■ WHAT NEEDS TO BE DONE ■
Search the listing below for the string "this" and copy every line where it occurs.

■ SUPPLIED MATERIAL ■
::::::::::
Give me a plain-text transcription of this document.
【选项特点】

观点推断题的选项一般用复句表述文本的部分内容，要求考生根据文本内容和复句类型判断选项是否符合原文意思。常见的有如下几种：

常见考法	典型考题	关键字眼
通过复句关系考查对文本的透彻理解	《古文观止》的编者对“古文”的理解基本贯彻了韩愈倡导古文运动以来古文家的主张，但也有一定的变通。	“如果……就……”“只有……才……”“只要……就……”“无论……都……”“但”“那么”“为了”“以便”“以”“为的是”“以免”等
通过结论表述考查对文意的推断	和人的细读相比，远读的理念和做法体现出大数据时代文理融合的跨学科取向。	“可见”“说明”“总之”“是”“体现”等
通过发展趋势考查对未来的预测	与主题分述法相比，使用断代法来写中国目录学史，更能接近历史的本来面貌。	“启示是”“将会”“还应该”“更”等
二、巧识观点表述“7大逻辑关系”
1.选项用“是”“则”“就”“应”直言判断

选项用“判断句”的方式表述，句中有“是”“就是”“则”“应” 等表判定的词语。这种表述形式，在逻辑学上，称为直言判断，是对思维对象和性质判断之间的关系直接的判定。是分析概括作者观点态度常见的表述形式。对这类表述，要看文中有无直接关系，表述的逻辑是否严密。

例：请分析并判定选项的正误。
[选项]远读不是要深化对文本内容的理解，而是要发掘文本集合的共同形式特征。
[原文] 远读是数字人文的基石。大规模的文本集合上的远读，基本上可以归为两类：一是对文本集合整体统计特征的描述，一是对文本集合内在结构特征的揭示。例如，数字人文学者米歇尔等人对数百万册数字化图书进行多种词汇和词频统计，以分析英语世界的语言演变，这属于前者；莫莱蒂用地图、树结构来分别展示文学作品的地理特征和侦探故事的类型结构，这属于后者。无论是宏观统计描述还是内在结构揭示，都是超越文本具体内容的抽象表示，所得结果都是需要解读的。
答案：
::::::::::
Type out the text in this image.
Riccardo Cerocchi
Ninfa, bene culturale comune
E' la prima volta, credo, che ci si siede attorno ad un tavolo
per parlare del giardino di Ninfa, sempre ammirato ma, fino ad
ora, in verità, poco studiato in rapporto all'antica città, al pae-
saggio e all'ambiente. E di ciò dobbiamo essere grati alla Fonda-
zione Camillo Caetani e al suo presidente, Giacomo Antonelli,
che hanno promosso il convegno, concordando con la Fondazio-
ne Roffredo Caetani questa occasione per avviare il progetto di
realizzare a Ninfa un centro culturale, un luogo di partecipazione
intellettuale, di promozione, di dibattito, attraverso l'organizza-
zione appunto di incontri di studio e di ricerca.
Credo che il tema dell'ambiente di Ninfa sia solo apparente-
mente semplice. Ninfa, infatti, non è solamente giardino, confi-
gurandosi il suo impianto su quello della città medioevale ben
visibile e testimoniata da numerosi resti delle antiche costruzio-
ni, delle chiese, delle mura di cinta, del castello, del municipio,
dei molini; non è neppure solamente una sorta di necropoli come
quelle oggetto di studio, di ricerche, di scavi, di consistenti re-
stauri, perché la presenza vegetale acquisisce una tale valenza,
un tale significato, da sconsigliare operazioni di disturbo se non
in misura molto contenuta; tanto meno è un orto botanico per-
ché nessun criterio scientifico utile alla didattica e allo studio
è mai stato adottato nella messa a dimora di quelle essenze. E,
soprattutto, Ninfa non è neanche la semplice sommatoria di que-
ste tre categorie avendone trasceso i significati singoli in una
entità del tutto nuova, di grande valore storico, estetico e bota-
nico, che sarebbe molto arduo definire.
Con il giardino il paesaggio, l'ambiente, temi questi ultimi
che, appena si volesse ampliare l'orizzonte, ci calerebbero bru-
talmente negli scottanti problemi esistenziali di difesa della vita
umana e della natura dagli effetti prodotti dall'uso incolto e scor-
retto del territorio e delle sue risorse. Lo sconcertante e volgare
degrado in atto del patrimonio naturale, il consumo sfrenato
::::::::::
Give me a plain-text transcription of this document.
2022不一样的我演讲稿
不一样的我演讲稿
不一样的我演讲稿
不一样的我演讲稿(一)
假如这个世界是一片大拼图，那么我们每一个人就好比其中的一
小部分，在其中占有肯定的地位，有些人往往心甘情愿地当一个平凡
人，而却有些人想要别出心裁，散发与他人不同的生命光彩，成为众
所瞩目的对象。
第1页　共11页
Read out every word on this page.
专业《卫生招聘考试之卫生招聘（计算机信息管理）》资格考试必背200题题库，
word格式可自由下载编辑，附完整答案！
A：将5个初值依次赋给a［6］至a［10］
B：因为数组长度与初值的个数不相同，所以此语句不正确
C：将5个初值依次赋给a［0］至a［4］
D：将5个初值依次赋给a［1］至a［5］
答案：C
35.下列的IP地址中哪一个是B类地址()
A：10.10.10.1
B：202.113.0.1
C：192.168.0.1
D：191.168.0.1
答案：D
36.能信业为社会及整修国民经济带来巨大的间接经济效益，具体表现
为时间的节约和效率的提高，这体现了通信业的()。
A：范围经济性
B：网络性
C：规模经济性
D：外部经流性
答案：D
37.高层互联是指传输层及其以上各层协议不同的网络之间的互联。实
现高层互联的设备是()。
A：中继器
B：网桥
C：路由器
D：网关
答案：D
::::::::::
■ CORRECT OUTPUT ■
Give me a plain-text transcription of this document.
Type out the text in this image.
Give me a plain-text transcription of this document.
Read out every word on this page.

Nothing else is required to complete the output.